Every line below is to be copied exactly, with the pictures left out.
═════ EXTRACTED DATA ═════
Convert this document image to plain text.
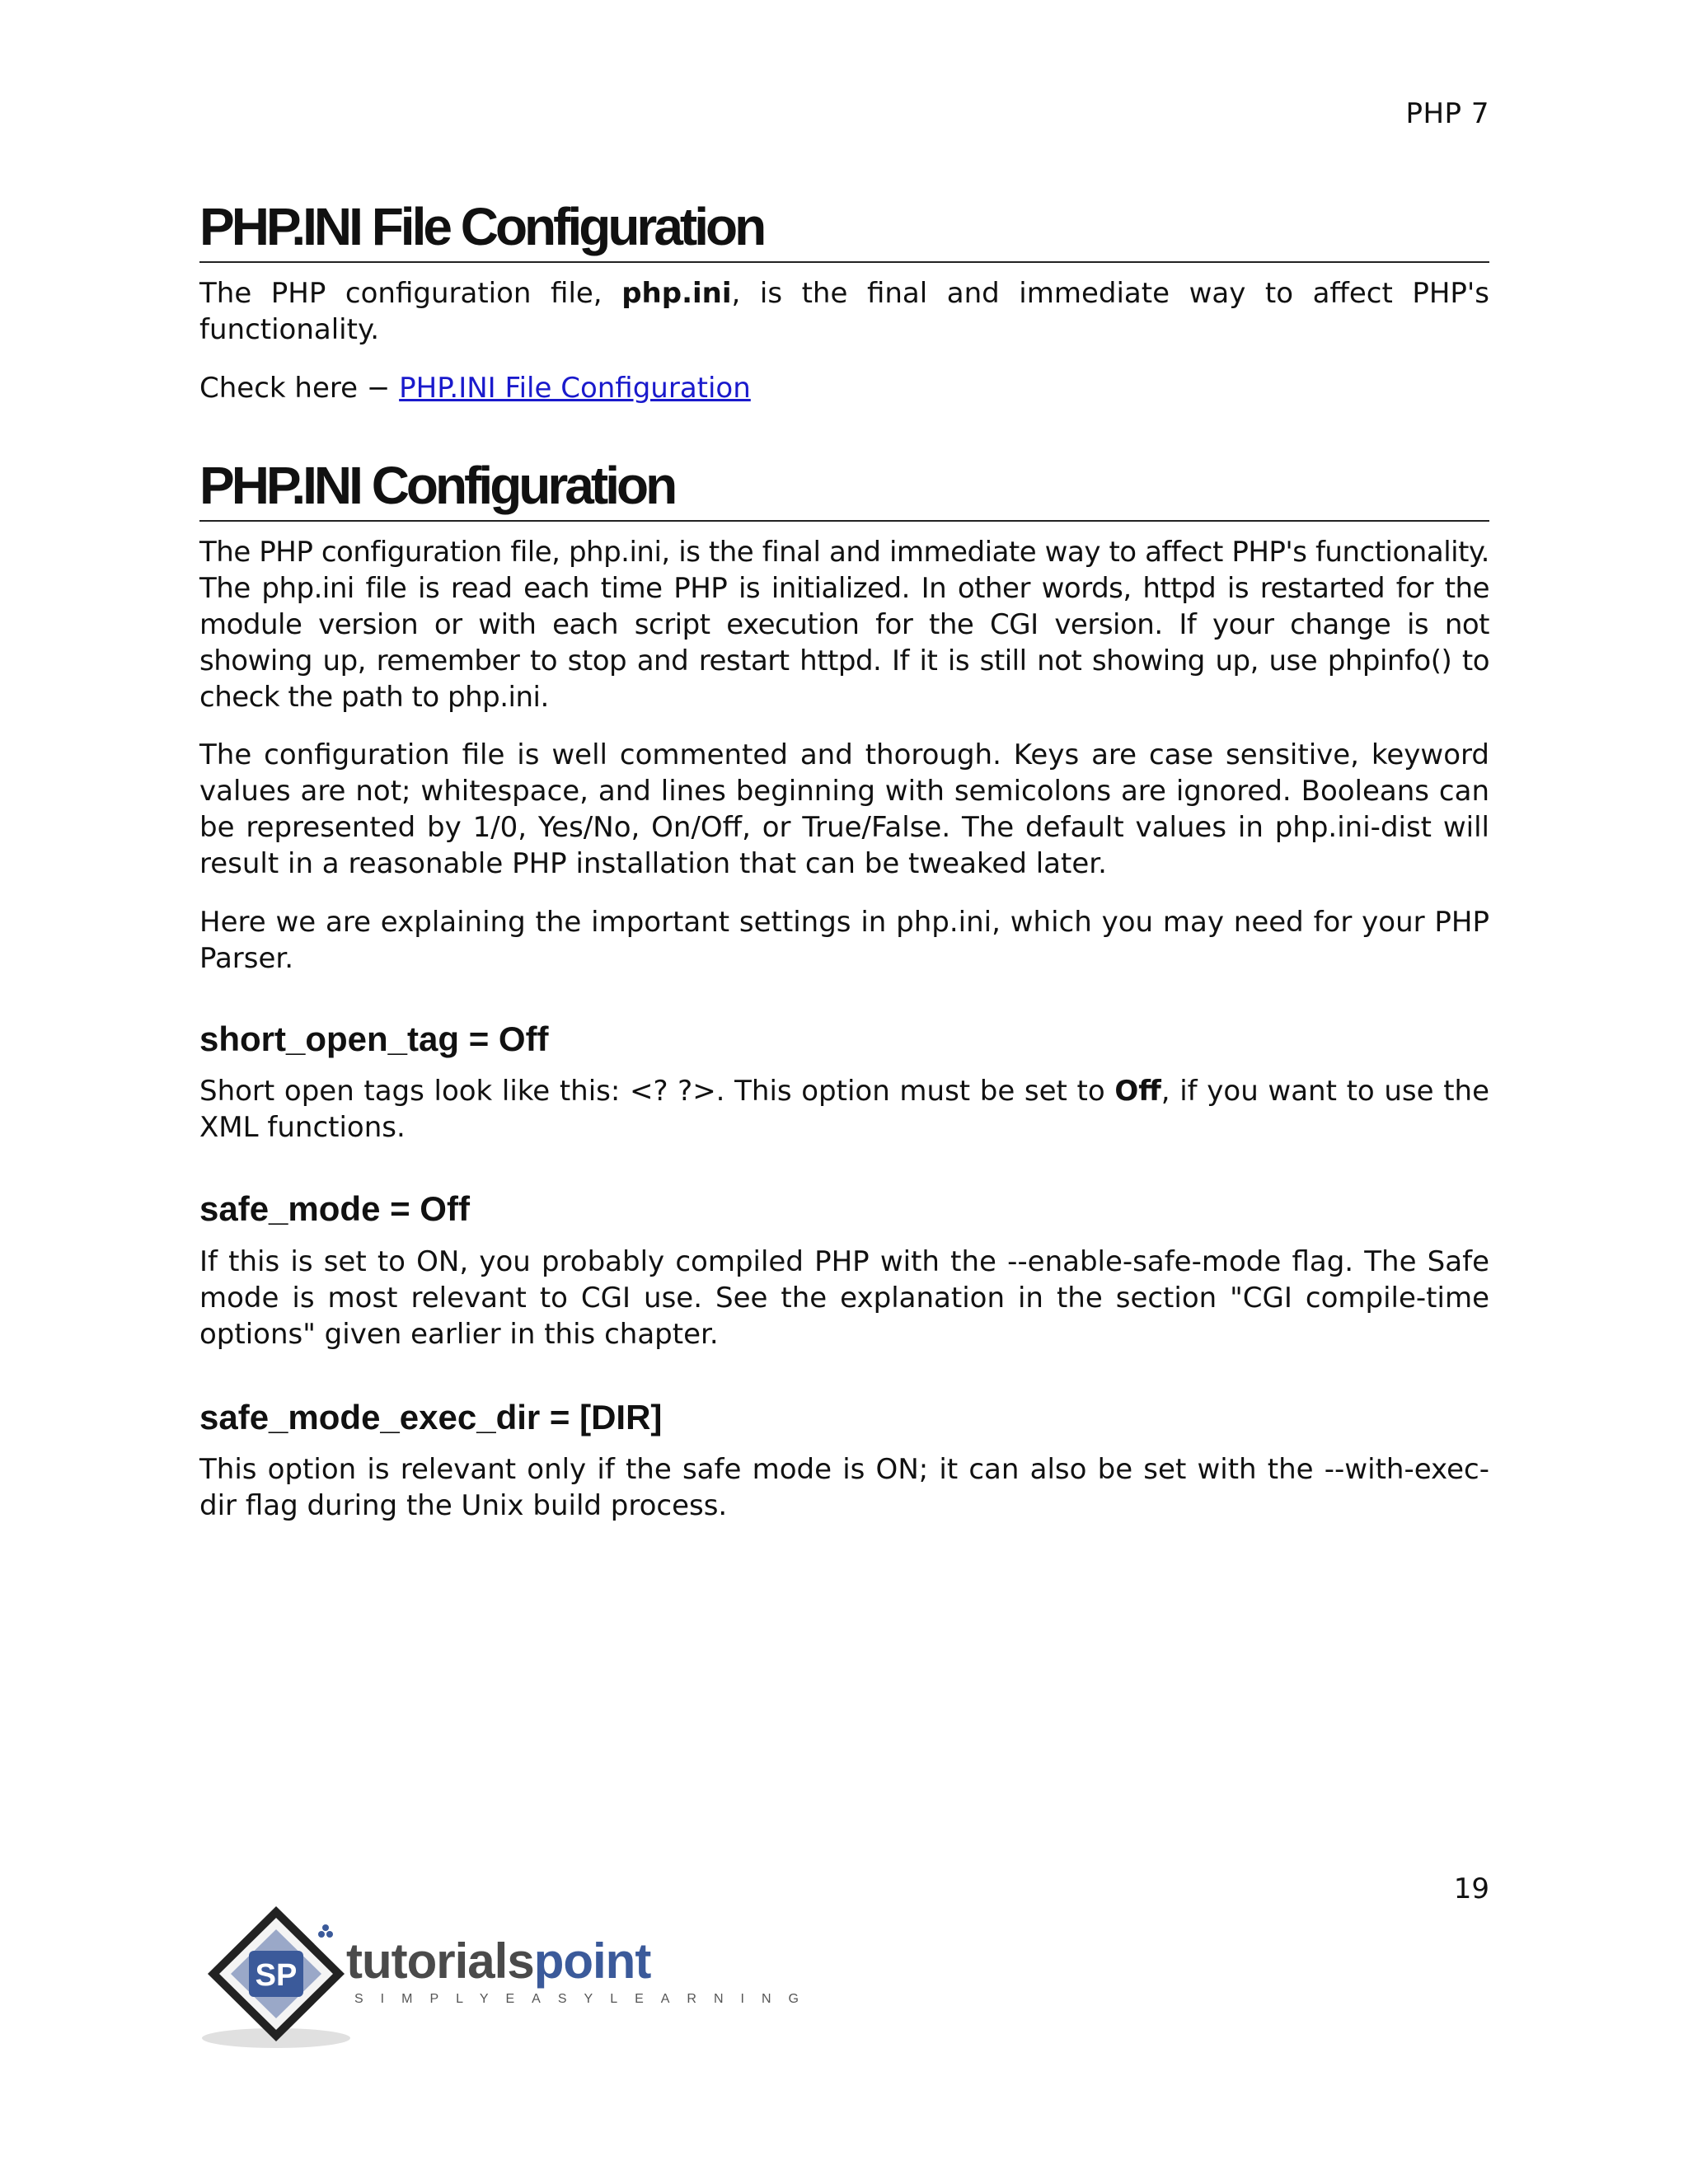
PHP 7
PHP.INI File Configuration

The PHP configuration file, php.ini, is the final and immediate way to affect PHP's functionality.

Check here − PHP.INI File Configuration

PHP.INI Configuration

The PHP configuration file, php.ini, is the final and immediate way to affect PHP's functionality. The php.ini file is read each time PHP is initialized. In other words, httpd is restarted for the module version or with each script execution for the CGI version. If your change is not showing up, remember to stop and restart httpd. If it is still not showing up, use phpinfo() to check the path to php.ini.

The configuration file is well commented and thorough. Keys are case sensitive, keyword values are not; whitespace, and lines beginning with semicolons are ignored. Booleans can be represented by 1/0, Yes/No, On/Off, or True/False. The default values in php.ini-dist will result in a reasonable PHP installation that can be tweaked later.

Here we are explaining the important settings in php.ini, which you may need for your PHP Parser.

short_open_tag = Off

Short open tags look like this: <? ?>. This option must be set to Off, if you want to use the XML functions.

safe_mode = Off

If this is set to ON, you probably compiled PHP with the --enable-safe-mode flag. The Safe mode is most relevant to CGI use. See the explanation in the section "CGI compile-time options" given earlier in this chapter.

safe_mode_exec_dir = [DIR]

This option is relevant only if the safe mode is ON; it can also be set with the --with-exec-dir flag during the Unix build process.

19
SP tutorialspoint
SIMPLYEASYLEARNING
═════
**EXERCISE ANSWER**
Convert this document image to plain text.
PHP 7
PHP.INI File Configuration

The PHP configuration file, php.ini, is the final and immediate way to affect PHP's functionality.

Check here − PHP.INI File Configuration

PHP.INI Configuration

The PHP configuration file, php.ini, is the final and immediate way to affect PHP's functionality. The php.ini file is read each time PHP is initialized. In other words, httpd is restarted for the module version or with each script execution for the CGI version. If your change is not showing up, remember to stop and restart httpd. If it is still not showing up, use phpinfo() to check the path to php.ini.

The configuration file is well commented and thorough. Keys are case sensitive, keyword values are not; whitespace, and lines beginning with semicolons are ignored. Booleans can be represented by 1/0, Yes/No, On/Off, or True/False. The default values in php.ini-dist will result in a reasonable PHP installation that can be tweaked later.

Here we are explaining the important settings in php.ini, which you may need for your PHP Parser.

short_open_tag = Off

Short open tags look like this: <? ?>. This option must be set to Off, if you want to use the XML functions.

safe_mode = Off

If this is set to ON, you probably compiled PHP with the --enable-safe-mode flag. The Safe mode is most relevant to CGI use. See the explanation in the section "CGI compile-time options" given earlier in this chapter.

safe_mode_exec_dir = [DIR]

This option is relevant only if the safe mode is ON; it can also be set with the --with-exec-dir flag during the Unix build process.

19
SP tutorialspoint
SIMPLYEASYLEARNING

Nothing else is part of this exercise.